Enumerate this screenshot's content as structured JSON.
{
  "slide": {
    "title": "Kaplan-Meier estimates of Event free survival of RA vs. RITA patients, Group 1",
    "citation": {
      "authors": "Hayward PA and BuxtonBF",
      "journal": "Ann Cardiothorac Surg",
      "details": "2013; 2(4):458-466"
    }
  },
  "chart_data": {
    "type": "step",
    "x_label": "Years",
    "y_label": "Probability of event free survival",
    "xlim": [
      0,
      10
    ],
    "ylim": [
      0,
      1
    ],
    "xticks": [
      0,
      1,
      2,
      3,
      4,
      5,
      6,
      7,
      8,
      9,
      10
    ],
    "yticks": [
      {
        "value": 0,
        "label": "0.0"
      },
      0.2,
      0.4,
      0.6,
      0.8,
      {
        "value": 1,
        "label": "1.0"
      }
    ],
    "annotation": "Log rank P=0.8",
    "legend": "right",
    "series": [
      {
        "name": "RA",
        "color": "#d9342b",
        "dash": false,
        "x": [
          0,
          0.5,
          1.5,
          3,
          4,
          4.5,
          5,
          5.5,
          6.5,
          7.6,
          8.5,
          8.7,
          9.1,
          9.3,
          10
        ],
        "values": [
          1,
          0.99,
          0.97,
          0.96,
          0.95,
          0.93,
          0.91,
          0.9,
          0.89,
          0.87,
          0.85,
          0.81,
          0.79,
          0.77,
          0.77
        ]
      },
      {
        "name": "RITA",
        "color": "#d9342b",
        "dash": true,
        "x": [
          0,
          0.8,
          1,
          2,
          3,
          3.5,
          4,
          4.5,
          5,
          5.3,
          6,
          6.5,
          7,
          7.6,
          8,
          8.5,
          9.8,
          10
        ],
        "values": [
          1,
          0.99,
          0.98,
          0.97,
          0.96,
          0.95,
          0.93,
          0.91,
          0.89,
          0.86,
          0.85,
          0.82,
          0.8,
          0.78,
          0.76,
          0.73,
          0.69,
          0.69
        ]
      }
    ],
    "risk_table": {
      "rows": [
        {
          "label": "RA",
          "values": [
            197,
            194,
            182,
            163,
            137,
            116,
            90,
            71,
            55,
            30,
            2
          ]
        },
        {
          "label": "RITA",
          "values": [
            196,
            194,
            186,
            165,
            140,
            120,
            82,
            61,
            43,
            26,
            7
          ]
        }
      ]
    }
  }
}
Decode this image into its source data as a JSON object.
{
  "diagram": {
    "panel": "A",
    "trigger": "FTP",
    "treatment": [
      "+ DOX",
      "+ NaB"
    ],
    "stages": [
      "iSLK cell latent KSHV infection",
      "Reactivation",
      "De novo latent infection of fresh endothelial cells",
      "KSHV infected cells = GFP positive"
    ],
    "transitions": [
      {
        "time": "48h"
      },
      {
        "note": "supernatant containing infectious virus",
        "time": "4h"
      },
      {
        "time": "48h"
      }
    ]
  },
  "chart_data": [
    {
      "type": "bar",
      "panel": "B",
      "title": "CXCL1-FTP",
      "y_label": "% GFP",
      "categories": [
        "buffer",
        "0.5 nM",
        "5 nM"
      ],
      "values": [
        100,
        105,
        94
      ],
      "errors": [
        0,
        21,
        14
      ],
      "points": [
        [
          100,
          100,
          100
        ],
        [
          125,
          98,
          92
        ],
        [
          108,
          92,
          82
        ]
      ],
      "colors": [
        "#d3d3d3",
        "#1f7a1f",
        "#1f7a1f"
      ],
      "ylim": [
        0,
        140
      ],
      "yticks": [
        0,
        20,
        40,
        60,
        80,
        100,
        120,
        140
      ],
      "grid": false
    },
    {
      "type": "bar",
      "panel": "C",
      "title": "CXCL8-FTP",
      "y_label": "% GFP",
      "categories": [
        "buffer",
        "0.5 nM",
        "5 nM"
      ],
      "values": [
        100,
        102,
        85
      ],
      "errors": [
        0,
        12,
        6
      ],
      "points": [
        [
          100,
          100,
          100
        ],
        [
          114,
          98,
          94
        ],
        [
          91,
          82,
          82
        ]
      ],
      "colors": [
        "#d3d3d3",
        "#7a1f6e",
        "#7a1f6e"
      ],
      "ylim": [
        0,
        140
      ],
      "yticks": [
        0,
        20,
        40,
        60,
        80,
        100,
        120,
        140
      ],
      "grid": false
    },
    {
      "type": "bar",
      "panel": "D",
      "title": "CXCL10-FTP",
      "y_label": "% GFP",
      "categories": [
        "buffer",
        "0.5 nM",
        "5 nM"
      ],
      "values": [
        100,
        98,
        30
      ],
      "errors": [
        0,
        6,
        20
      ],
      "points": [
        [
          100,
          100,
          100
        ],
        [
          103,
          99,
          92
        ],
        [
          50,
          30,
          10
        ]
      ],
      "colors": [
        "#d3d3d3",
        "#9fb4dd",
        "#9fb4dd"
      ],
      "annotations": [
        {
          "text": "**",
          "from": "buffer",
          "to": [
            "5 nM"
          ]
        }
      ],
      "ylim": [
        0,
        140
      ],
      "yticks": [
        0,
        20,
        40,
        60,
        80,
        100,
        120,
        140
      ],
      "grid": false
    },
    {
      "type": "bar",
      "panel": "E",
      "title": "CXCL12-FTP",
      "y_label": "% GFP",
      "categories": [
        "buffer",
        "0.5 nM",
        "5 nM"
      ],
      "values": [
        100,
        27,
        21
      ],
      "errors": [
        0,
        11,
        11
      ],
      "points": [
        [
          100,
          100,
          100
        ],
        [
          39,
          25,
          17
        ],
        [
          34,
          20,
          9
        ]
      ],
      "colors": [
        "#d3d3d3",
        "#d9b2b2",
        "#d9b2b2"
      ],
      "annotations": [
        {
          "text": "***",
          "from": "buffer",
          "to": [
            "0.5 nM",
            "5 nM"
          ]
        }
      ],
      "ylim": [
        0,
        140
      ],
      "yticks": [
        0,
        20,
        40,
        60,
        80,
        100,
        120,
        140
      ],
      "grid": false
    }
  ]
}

═══

### The task
Retype all the data exactly, line for line.

### Task response
Enumerate this screenshot's content as structured JSON.
{
  "slide": {
    "title": "Kaplan-Meier estimates of Event free survival of RA vs. RITA patients, Group 1",
    "citation": {
      "authors": "Hayward PA and BuxtonBF",
      "journal": "Ann Cardiothorac Surg",
      "details": "2013; 2(4):458-466"
    }
  },
  "chart_data": {
    "type": "step",
    "x_label": "Years",
    "y_label": "Probability of event free survival",
    "xlim": [
      0,
      10
    ],
    "ylim": [
      0,
      1
    ],
    "xticks": [
      0,
      1,
      2,
      3,
      4,
      5,
      6,
      7,
      8,
      9,
      10
    ],
    "yticks": [
      {
        "value": 0,
        "label": "0.0"
      },
      0.2,
      0.4,
      0.6,
      0.8,
      {
        "value": 1,
        "label": "1.0"
      }
    ],
    "annotation": "Log rank P=0.8",
    "legend": "right",
    "series": [
      {
        "name": "RA",
        "color": "#d9342b",
        "dash": false,
        "x": [
          0,
          0.5,
          1.5,
          3,
          4,
          4.5,
          5,
          5.5,
          6.5,
          7.6,
          8.5,
          8.7,
          9.1,
          9.3,
          10
        ],
        "values": [
          1,
          0.99,
          0.97,
          0.96,
          0.95,
          0.93,
          0.91,
          0.9,
          0.89,
          0.87,
          0.85,
          0.81,
          0.79,
          0.77,
          0.77
        ]
      },
      {
        "name": "RITA",
        "color": "#d9342b",
        "dash": true,
        "x": [
          0,
          0.8,
          1,
          2,
          3,
          3.5,
          4,
          4.5,
          5,
          5.3,
          6,
          6.5,
          7,
          7.6,
          8,
          8.5,
          9.8,
          10
        ],
        "values": [
          1,
          0.99,
          0.98,
          0.97,
          0.96,
          0.95,
          0.93,
          0.91,
          0.89,
          0.86,
          0.85,
          0.82,
          0.8,
          0.78,
          0.76,
          0.73,
          0.69,
          0.69
        ]
      }
    ],
    "risk_table": {
      "rows": [
        {
          "label": "RA",
          "values": [
            197,
            194,
            182,
            163,
            137,
            116,
            90,
            71,
            55,
            30,
            2
          ]
        },
        {
          "label": "RITA",
          "values": [
            196,
            194,
            186,
            165,
            140,
            120,
            82,
            61,
            43,
            26,
            7
          ]
        }
      ]
    }
  }
}
Decode this image into its source data as a JSON object.
{
  "diagram": {
    "panel": "A",
    "trigger": "FTP",
    "treatment": [
      "+ DOX",
      "+ NaB"
    ],
    "stages": [
      "iSLK cell latent KSHV infection",
      "Reactivation",
      "De novo latent infection of fresh endothelial cells",
      "KSHV infected cells = GFP positive"
    ],
    "transitions": [
      {
        "time": "48h"
      },
      {
        "note": "supernatant containing infectious virus",
        "time": "4h"
      },
      {
        "time": "48h"
      }
    ]
  },
  "chart_data": [
    {
      "type": "bar",
      "panel": "B",
      "title": "CXCL1-FTP",
      "y_label": "% GFP",
      "categories": [
        "buffer",
        "0.5 nM",
        "5 nM"
      ],
      "values": [
        100,
        105,
        94
      ],
      "errors": [
        0,
        21,
        14
      ],
      "points": [
        [
          100,
          100,
          100
        ],
        [
          125,
          98,
          92
        ],
        [
          108,
          92,
          82
        ]
      ],
      "colors": [
        "#d3d3d3",
        "#1f7a1f",
        "#1f7a1f"
      ],
      "ylim": [
        0,
        140
      ],
      "yticks": [
        0,
        20,
        40,
        60,
        80,
        100,
        120,
        140
      ],
      "grid": false
    },
    {
      "type": "bar",
      "panel": "C",
      "title": "CXCL8-FTP",
      "y_label": "% GFP",
      "categories": [
        "buffer",
        "0.5 nM",
        "5 nM"
      ],
      "values": [
        100,
        102,
        85
      ],
      "errors": [
        0,
        12,
        6
      ],
      "points": [
        [
          100,
          100,
          100
        ],
        [
          114,
          98,
          94
        ],
        [
          91,
          82,
          82
        ]
      ],
      "colors": [
        "#d3d3d3",
        "#7a1f6e",
        "#7a1f6e"
      ],
      "ylim": [
        0,
        140
      ],
      "yticks": [
        0,
        20,
        40,
        60,
        80,
        100,
        120,
        140
      ],
      "grid": false
    },
    {
      "type": "bar",
      "panel": "D",
      "title": "CXCL10-FTP",
      "y_label": "% GFP",
      "categories": [
        "buffer",
        "0.5 nM",
        "5 nM"
      ],
      "values": [
        100,
        98,
        30
      ],
      "errors": [
        0,
        6,
        20
      ],
      "points": [
        [
          100,
          100,
          100
        ],
        [
          103,
          99,
          92
        ],
        [
          50,
          30,
          10
        ]
      ],
      "colors": [
        "#d3d3d3",
        "#9fb4dd",
        "#9fb4dd"
      ],
      "annotations": [
        {
          "text": "**",
          "from": "buffer",
          "to": [
            "5 nM"
          ]
        }
      ],
      "ylim": [
        0,
        140
      ],
      "yticks": [
        0,
        20,
        40,
        60,
        80,
        100,
        120,
        140
      ],
      "grid": false
    },
    {
      "type": "bar",
      "panel": "E",
      "title": "CXCL12-FTP",
      "y_label": "% GFP",
      "categories": [
        "buffer",
        "0.5 nM",
        "5 nM"
      ],
      "values": [
        100,
        27,
        21
      ],
      "errors": [
        0,
        11,
        11
      ],
      "points": [
        [
          100,
          100,
          100
        ],
        [
          39,
          25,
          17
        ],
        [
          34,
          20,
          9
        ]
      ],
      "colors": [
        "#d3d3d3",
        "#d9b2b2",
        "#d9b2b2"
      ],
      "annotations": [
        {
          "text": "***",
          "from": "buffer",
          "to": [
            "0.5 nM",
            "5 nM"
          ]
        }
      ],
      "ylim": [
        0,
        140
      ],
      "yticks": [
        0,
        20,
        40,
        60,
        80,
        100,
        120,
        140
      ],
      "grid": false
    }
  ]
}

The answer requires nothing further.